• _DATA ENTRIES_
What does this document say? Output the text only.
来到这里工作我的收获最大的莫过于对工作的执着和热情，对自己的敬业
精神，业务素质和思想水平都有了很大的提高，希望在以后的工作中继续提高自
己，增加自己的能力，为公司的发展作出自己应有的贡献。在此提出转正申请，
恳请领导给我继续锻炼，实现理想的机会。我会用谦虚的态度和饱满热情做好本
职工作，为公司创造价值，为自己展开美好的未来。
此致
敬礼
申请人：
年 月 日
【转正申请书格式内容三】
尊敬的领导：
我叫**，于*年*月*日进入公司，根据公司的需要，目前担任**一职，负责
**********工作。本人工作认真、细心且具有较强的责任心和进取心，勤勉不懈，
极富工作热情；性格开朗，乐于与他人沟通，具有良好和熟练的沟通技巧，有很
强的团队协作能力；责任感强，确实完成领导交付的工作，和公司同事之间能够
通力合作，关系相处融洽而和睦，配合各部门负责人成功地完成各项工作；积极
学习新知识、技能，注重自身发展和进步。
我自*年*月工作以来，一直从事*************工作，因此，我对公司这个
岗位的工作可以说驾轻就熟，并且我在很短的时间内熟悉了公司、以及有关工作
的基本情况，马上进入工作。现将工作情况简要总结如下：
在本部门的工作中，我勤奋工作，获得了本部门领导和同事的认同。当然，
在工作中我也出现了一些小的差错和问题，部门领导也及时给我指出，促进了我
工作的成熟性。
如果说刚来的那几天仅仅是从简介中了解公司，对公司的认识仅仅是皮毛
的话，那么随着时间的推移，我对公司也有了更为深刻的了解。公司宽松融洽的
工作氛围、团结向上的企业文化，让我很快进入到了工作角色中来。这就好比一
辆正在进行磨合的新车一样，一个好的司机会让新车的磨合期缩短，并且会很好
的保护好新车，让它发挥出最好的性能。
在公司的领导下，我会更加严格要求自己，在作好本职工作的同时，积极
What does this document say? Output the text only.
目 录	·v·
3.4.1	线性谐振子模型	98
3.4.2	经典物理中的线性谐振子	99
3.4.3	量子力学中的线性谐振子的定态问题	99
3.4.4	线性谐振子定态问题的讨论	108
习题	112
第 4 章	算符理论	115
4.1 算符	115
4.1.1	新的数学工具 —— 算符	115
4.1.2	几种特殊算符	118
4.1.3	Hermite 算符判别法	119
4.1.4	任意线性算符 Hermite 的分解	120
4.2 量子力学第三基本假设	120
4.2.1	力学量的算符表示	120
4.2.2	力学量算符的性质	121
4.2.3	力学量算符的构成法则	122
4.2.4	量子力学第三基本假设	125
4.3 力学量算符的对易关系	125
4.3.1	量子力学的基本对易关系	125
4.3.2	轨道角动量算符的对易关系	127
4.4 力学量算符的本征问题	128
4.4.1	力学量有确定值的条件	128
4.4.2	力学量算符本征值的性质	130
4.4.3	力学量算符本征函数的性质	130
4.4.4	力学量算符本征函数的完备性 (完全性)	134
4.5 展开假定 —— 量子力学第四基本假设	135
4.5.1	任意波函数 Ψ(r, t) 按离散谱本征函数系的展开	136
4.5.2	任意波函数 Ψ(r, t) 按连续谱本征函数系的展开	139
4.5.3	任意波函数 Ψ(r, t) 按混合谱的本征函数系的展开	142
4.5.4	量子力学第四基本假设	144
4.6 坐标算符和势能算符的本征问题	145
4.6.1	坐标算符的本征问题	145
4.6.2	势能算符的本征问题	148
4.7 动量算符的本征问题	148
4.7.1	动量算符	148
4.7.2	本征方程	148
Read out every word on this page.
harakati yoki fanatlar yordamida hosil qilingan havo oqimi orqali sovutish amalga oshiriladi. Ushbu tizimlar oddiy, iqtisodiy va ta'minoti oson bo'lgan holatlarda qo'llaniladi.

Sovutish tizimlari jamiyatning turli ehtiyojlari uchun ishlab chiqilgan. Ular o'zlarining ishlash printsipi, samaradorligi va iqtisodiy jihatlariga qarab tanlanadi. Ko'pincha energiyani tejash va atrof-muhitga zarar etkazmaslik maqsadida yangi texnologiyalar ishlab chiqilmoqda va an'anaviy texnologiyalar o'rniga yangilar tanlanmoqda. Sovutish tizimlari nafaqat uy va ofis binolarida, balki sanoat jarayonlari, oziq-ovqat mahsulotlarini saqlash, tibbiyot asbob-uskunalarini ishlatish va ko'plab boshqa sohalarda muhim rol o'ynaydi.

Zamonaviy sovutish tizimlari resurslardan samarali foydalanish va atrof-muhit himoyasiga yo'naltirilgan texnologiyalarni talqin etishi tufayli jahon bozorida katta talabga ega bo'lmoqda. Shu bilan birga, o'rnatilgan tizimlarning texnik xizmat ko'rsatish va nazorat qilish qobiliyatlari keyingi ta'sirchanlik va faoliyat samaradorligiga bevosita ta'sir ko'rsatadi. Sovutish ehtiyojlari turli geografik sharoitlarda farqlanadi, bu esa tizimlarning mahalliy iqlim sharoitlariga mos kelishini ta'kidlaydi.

• _WHAT IS NEEDED_
From the first line to the last, please quote the material above exactly.

• _EXERCISE OUTPUT_
What does this document say? Output the text only.
来到这里工作我的收获最大的莫过于对工作的执着和热情，对自己的敬业
精神，业务素质和思想水平都有了很大的提高，希望在以后的工作中继续提高自
己，增加自己的能力，为公司的发展作出自己应有的贡献。在此提出转正申请，
恳请领导给我继续锻炼，实现理想的机会。我会用谦虚的态度和饱满热情做好本
职工作，为公司创造价值，为自己展开美好的未来。
此致
敬礼
申请人：
年 月 日
【转正申请书格式内容三】
尊敬的领导：
我叫**，于*年*月*日进入公司，根据公司的需要，目前担任**一职，负责
**********工作。本人工作认真、细心且具有较强的责任心和进取心，勤勉不懈，
极富工作热情；性格开朗，乐于与他人沟通，具有良好和熟练的沟通技巧，有很
强的团队协作能力；责任感强，确实完成领导交付的工作，和公司同事之间能够
通力合作，关系相处融洽而和睦，配合各部门负责人成功地完成各项工作；积极
学习新知识、技能，注重自身发展和进步。
我自*年*月工作以来，一直从事*************工作，因此，我对公司这个
岗位的工作可以说驾轻就熟，并且我在很短的时间内熟悉了公司、以及有关工作
的基本情况，马上进入工作。现将工作情况简要总结如下：
在本部门的工作中，我勤奋工作，获得了本部门领导和同事的认同。当然，
在工作中我也出现了一些小的差错和问题，部门领导也及时给我指出，促进了我
工作的成熟性。
如果说刚来的那几天仅仅是从简介中了解公司，对公司的认识仅仅是皮毛
的话，那么随着时间的推移，我对公司也有了更为深刻的了解。公司宽松融洽的
工作氛围、团结向上的企业文化，让我很快进入到了工作角色中来。这就好比一
辆正在进行磨合的新车一样，一个好的司机会让新车的磨合期缩短，并且会很好
的保护好新车，让它发挥出最好的性能。
在公司的领导下，我会更加严格要求自己，在作好本职工作的同时，积极
What does this document say? Output the text only.
目 录	·v·
3.4.1	线性谐振子模型	98
3.4.2	经典物理中的线性谐振子	99
3.4.3	量子力学中的线性谐振子的定态问题	99
3.4.4	线性谐振子定态问题的讨论	108
习题	112
第 4 章	算符理论	115
4.1 算符	115
4.1.1	新的数学工具 —— 算符	115
4.1.2	几种特殊算符	118
4.1.3	Hermite 算符判别法	119
4.1.4	任意线性算符 Hermite 的分解	120
4.2 量子力学第三基本假设	120
4.2.1	力学量的算符表示	120
4.2.2	力学量算符的性质	121
4.2.3	力学量算符的构成法则	122
4.2.4	量子力学第三基本假设	125
4.3 力学量算符的对易关系	125
4.3.1	量子力学的基本对易关系	125
4.3.2	轨道角动量算符的对易关系	127
4.4 力学量算符的本征问题	128
4.4.1	力学量有确定值的条件	128
4.4.2	力学量算符本征值的性质	130
4.4.3	力学量算符本征函数的性质	130
4.4.4	力学量算符本征函数的完备性 (完全性)	134
4.5 展开假定 —— 量子力学第四基本假设	135
4.5.1	任意波函数 Ψ(r, t) 按离散谱本征函数系的展开	136
4.5.2	任意波函数 Ψ(r, t) 按连续谱本征函数系的展开	139
4.5.3	任意波函数 Ψ(r, t) 按混合谱的本征函数系的展开	142
4.5.4	量子力学第四基本假设	144
4.6 坐标算符和势能算符的本征问题	145
4.6.1	坐标算符的本征问题	145
4.6.2	势能算符的本征问题	148
4.7 动量算符的本征问题	148
4.7.1	动量算符	148
4.7.2	本征方程	148
Read out every word on this page.
harakati yoki fanatlar yordamida hosil qilingan havo oqimi orqali sovutish amalga oshiriladi. Ushbu tizimlar oddiy, iqtisodiy va ta'minoti oson bo'lgan holatlarda qo'llaniladi.

Sovutish tizimlari jamiyatning turli ehtiyojlari uchun ishlab chiqilgan. Ular o'zlarining ishlash printsipi, samaradorligi va iqtisodiy jihatlariga qarab tanlanadi. Ko'pincha energiyani tejash va atrof-muhitga zarar etkazmaslik maqsadida yangi texnologiyalar ishlab chiqilmoqda va an'anaviy texnologiyalar o'rniga yangilar tanlanmoqda. Sovutish tizimlari nafaqat uy va ofis binolarida, balki sanoat jarayonlari, oziq-ovqat mahsulotlarini saqlash, tibbiyot asbob-uskunalarini ishlatish va ko'plab boshqa sohalarda muhim rol o'ynaydi.

Zamonaviy sovutish tizimlari resurslardan samarali foydalanish va atrof-muhit himoyasiga yo'naltirilgan texnologiyalarni talqin etishi tufayli jahon bozorida katta talabga ega bo'lmoqda. Shu bilan birga, o'rnatilgan tizimlarning texnik xizmat ko'rsatish va nazorat qilish qobiliyatlari keyingi ta'sirchanlik va faoliyat samaradorligiga bevosita ta'sir ko'rsatadi. Sovutish ehtiyojlari turli geografik sharoitlarda farqlanadi, bu esa tizimlarning mahalliy iqlim sharoitlariga mos kelishini ta'kidlaydi.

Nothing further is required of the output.